►

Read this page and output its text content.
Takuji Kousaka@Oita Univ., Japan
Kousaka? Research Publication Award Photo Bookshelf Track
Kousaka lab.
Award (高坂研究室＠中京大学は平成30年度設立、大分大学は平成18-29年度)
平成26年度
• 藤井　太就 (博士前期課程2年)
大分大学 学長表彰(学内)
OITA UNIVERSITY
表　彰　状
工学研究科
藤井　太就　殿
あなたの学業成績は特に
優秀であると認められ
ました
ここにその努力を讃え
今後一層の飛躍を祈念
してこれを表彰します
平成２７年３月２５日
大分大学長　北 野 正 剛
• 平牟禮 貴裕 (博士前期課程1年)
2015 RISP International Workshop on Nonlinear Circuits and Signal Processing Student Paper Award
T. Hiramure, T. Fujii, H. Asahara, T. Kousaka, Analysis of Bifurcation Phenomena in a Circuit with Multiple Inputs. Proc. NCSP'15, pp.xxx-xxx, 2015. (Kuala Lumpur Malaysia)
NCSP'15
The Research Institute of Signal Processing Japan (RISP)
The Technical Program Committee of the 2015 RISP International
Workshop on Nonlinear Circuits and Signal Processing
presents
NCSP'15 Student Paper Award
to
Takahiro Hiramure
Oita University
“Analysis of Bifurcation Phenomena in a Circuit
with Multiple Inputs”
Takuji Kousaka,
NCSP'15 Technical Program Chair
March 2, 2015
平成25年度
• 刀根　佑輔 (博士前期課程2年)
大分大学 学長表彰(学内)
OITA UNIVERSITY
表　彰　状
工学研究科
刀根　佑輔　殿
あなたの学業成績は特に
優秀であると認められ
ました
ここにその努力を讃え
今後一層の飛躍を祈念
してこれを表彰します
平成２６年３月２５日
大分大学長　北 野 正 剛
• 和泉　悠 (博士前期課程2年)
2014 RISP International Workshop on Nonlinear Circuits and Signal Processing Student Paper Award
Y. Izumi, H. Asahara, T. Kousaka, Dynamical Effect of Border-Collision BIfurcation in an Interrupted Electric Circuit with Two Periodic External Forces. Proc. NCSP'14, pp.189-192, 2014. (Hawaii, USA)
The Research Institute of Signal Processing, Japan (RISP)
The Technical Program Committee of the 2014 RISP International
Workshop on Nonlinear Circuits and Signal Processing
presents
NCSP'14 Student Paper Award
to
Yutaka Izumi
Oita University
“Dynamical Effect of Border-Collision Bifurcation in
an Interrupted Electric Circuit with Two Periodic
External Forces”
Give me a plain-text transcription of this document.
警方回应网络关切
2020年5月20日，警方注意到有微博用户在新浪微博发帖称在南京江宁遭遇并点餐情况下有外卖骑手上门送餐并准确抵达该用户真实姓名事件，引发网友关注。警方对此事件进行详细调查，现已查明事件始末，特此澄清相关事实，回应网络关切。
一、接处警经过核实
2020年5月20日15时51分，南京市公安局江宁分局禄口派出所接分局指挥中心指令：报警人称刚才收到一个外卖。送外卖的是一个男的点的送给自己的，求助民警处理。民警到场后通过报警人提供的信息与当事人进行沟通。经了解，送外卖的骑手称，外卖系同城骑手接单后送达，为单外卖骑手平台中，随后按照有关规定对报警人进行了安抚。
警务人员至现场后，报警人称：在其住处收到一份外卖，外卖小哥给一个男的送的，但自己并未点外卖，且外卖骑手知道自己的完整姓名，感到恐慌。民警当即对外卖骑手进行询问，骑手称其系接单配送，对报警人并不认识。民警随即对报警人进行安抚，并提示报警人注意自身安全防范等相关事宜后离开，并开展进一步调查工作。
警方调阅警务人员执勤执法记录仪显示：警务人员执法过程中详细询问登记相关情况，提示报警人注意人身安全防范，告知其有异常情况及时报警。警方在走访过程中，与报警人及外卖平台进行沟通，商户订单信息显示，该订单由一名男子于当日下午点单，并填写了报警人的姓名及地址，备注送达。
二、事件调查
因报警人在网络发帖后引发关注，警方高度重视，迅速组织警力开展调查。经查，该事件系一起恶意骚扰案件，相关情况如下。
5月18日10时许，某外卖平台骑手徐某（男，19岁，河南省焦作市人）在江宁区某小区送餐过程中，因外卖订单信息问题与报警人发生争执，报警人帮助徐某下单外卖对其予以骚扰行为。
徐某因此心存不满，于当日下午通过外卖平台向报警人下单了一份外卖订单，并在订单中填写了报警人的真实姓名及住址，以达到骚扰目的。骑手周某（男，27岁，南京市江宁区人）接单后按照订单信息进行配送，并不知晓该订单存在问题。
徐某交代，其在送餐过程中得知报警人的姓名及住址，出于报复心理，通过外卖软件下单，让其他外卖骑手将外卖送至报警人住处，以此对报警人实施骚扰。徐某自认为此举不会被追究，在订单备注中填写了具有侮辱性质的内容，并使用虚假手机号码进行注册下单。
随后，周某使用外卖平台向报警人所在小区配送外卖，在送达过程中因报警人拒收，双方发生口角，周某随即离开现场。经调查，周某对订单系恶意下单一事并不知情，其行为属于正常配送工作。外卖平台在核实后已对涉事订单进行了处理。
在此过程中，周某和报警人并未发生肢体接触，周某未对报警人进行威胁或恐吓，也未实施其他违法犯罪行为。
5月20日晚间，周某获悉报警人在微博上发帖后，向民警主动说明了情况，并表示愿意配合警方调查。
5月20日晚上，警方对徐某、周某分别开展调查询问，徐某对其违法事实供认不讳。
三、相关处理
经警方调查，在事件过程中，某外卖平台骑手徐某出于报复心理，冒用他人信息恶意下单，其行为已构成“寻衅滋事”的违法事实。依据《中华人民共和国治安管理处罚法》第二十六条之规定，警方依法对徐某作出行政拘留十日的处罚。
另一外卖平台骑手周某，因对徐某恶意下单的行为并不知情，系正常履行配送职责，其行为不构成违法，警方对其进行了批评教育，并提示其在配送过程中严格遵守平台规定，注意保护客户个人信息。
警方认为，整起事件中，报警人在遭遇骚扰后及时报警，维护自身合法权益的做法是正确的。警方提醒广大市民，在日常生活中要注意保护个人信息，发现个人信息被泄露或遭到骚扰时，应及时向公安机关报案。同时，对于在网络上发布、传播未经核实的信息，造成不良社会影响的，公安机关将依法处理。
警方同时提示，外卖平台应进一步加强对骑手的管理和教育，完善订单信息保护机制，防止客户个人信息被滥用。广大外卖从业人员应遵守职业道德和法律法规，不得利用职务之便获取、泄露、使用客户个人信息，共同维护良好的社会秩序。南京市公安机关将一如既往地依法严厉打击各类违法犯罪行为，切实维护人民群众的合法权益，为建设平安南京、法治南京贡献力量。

◄

EXERCISE =
Return each line with "Interrupted".

WRITTEN ANSWER =
Y. Izumi, H. Asahara, T. Kousaka, Dynamical Effect of Border-Collision BIfurcation in an Interrupted Electric Circuit with Two Periodic External Forces. Proc. NCSP'14, pp.189-192, 2014. (Hawaii, USA)
an Interrupted Electric Circuit with Two Periodic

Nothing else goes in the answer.